━━━━━ DATASET
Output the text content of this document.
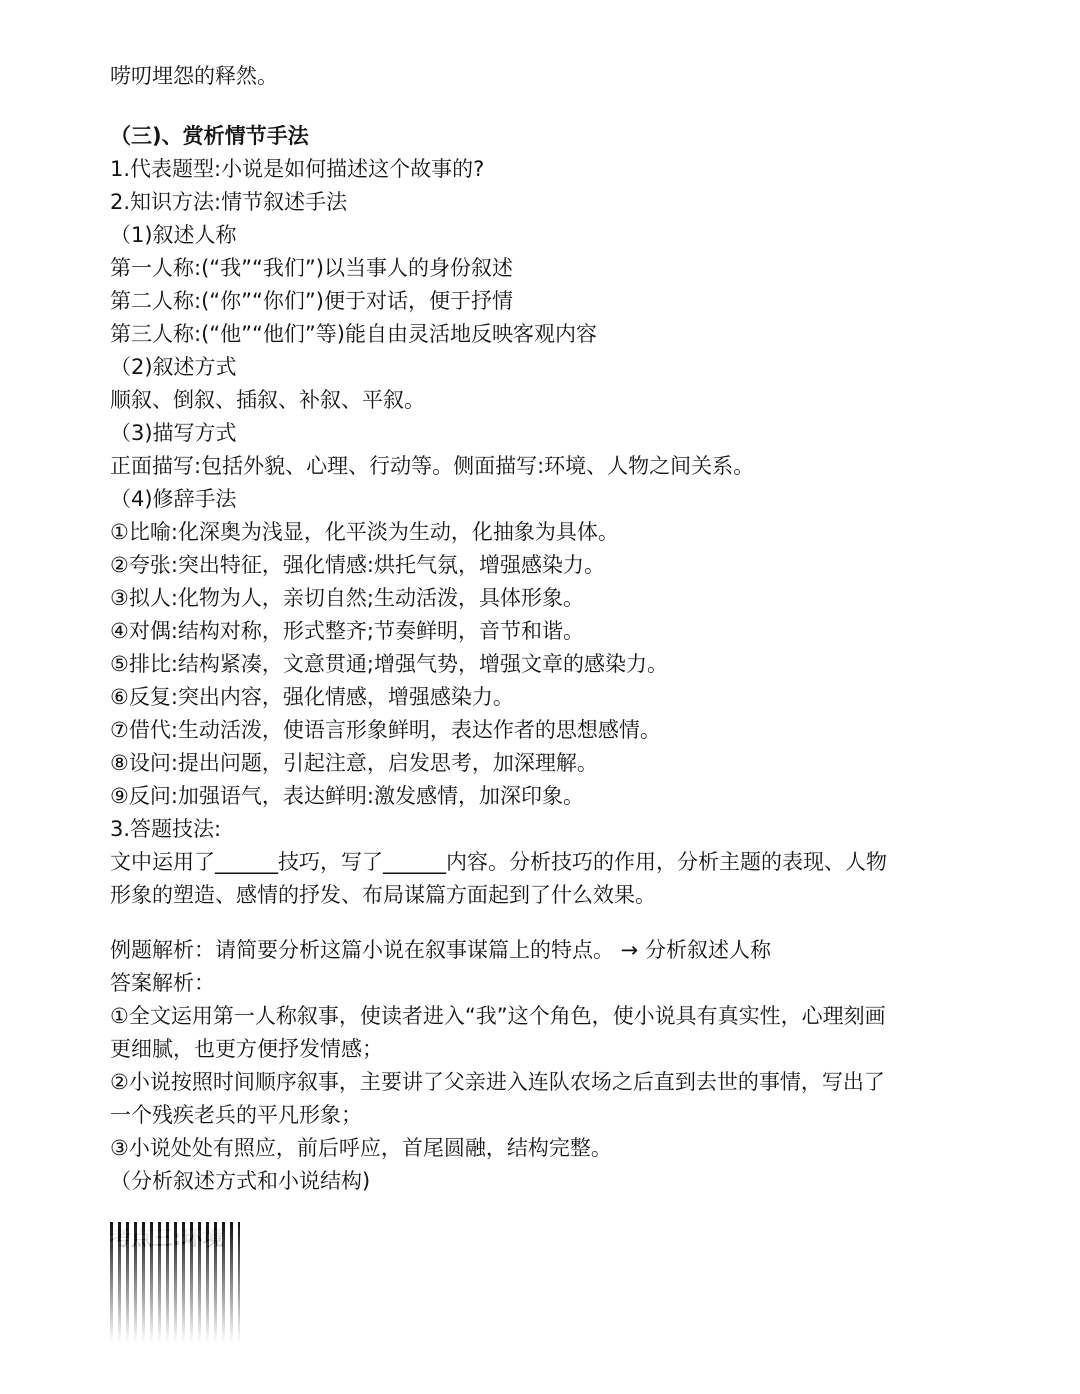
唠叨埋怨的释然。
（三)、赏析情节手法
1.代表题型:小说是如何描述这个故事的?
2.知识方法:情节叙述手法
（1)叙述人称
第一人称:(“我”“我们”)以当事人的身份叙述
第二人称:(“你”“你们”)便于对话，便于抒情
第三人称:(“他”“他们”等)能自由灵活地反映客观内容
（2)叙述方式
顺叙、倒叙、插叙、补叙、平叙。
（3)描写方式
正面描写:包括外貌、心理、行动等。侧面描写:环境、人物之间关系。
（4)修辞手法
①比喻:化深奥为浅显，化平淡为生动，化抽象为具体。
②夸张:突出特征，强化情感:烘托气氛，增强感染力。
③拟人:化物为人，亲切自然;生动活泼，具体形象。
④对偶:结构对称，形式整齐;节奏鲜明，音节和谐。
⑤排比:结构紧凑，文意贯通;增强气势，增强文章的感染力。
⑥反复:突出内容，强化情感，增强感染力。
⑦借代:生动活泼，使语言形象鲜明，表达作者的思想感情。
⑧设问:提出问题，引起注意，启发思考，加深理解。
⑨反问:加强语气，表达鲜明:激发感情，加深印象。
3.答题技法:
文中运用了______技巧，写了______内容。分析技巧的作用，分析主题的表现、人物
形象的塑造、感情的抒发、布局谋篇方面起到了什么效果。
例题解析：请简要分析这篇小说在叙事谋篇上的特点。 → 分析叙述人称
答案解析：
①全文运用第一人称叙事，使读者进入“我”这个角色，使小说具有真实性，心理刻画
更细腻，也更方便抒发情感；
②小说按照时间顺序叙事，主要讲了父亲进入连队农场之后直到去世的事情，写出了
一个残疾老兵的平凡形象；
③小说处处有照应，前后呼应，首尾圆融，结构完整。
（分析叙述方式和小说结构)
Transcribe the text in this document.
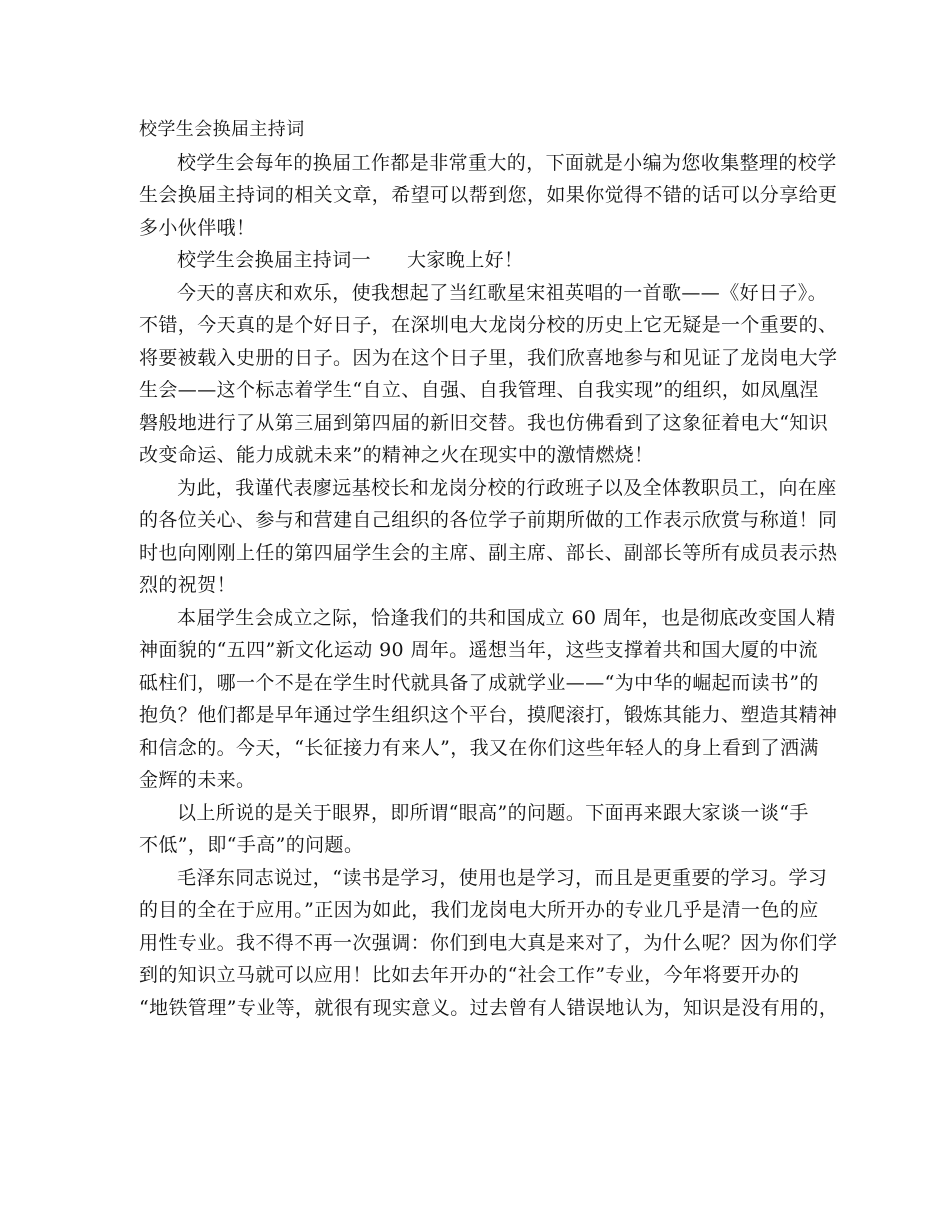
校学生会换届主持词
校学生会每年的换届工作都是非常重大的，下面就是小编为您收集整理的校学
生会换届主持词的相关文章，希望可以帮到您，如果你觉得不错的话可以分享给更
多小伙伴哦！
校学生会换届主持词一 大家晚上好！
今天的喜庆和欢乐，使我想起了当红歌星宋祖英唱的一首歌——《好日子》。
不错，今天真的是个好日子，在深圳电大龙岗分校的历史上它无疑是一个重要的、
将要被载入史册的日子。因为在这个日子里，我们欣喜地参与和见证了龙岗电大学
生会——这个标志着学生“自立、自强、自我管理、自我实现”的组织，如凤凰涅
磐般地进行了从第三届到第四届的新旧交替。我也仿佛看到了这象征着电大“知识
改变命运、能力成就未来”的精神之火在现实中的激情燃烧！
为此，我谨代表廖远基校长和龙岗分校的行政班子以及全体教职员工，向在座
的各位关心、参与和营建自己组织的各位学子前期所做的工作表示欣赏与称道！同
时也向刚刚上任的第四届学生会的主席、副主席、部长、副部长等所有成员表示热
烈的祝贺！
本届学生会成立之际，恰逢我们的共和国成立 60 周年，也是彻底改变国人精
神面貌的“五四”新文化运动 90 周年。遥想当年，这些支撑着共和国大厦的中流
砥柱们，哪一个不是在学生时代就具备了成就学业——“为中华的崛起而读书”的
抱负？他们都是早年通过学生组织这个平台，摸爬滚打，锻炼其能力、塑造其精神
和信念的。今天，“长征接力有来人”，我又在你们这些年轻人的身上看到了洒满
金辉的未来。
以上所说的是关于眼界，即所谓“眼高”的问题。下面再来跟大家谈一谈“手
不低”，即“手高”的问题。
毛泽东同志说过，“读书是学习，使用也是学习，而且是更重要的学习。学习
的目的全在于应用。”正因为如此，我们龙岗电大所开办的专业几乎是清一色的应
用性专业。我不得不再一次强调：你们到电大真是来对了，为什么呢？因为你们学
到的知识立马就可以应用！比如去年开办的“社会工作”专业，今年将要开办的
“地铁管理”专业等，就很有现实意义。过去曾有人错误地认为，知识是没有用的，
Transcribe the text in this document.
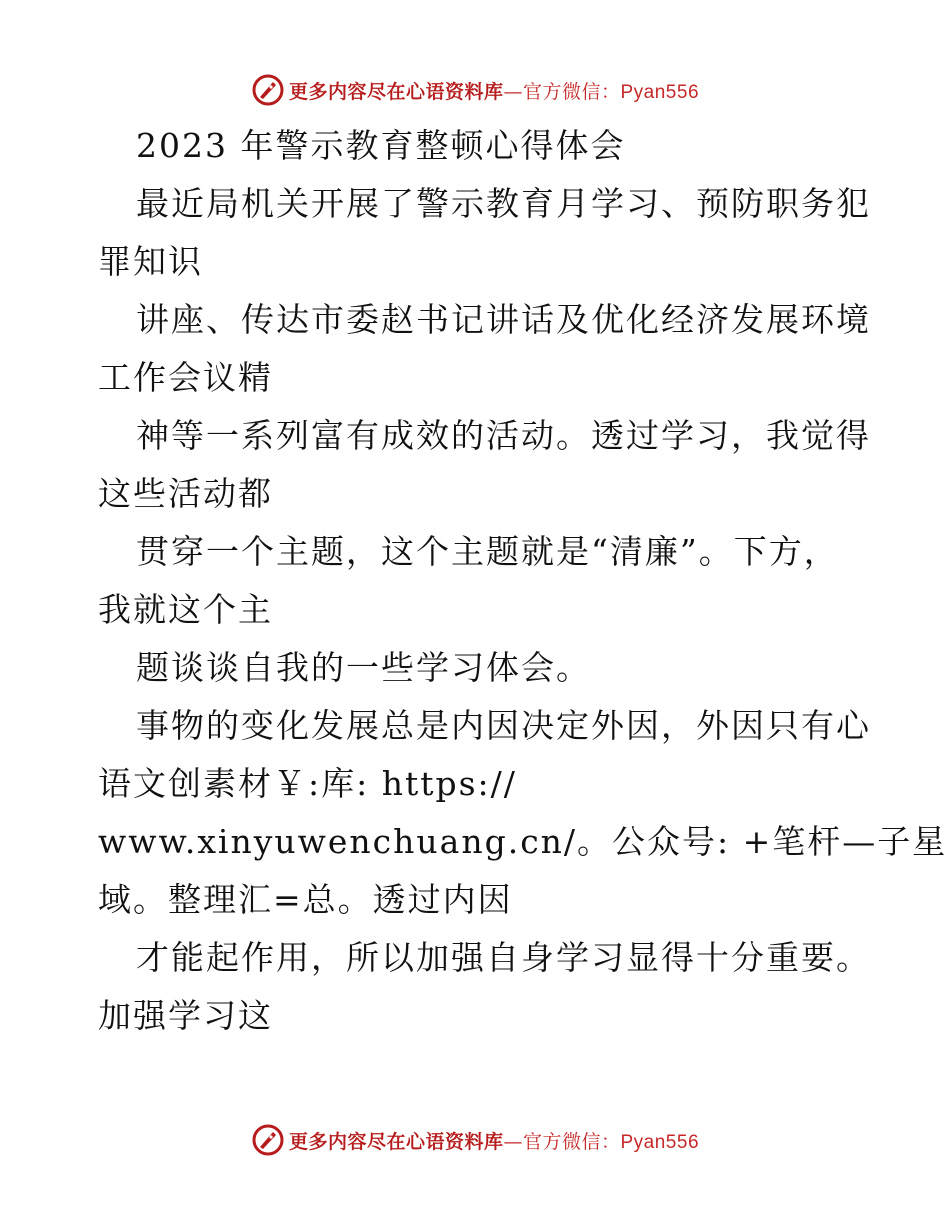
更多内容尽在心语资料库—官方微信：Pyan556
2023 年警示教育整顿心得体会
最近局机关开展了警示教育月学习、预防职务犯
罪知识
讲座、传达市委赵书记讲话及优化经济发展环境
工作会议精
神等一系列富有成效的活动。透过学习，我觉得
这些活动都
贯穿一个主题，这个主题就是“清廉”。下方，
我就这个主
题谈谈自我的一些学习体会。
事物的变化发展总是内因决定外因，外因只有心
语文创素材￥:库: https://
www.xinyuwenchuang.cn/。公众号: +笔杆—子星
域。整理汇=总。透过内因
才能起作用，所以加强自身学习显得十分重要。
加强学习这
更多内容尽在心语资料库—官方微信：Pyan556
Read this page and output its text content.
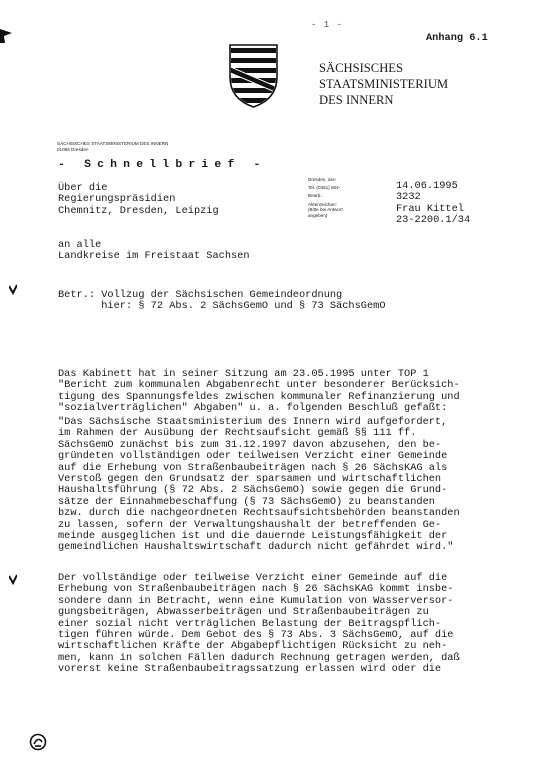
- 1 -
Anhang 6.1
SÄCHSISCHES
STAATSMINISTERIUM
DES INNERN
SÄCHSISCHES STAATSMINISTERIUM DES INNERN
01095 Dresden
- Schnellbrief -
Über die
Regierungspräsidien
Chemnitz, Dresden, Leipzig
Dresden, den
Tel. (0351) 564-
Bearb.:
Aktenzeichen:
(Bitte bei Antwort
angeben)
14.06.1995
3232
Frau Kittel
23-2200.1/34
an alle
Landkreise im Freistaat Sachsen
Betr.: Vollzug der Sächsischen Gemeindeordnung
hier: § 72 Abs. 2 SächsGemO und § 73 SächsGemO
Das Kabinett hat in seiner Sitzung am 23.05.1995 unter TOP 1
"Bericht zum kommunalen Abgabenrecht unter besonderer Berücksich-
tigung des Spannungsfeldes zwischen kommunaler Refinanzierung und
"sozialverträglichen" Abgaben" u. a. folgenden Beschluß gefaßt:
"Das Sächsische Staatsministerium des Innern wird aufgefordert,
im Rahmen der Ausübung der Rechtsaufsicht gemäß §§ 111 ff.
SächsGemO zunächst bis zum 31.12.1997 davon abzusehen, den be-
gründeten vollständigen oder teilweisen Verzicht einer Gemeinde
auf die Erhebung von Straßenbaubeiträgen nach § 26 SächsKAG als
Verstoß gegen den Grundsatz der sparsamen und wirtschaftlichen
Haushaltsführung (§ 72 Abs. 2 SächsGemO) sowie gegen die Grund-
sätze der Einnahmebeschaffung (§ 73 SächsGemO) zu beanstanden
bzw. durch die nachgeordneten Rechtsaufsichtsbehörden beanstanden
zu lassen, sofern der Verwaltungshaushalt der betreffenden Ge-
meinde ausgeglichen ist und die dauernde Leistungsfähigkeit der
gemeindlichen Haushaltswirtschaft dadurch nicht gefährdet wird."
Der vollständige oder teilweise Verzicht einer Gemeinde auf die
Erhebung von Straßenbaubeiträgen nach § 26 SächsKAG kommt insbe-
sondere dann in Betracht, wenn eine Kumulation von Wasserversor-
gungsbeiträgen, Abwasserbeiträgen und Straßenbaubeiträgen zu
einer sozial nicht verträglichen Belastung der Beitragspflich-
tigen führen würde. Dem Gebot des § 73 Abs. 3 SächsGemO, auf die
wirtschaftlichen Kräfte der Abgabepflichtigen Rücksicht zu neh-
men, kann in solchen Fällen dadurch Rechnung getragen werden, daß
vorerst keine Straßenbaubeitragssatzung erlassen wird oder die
━━━━━━━━━━
* **STATED EXERCISE**
Of the lines in the data, how many contain the word "SächsGemO"? Provide the number and nothing further.

* **WRITTEN REPLY**
5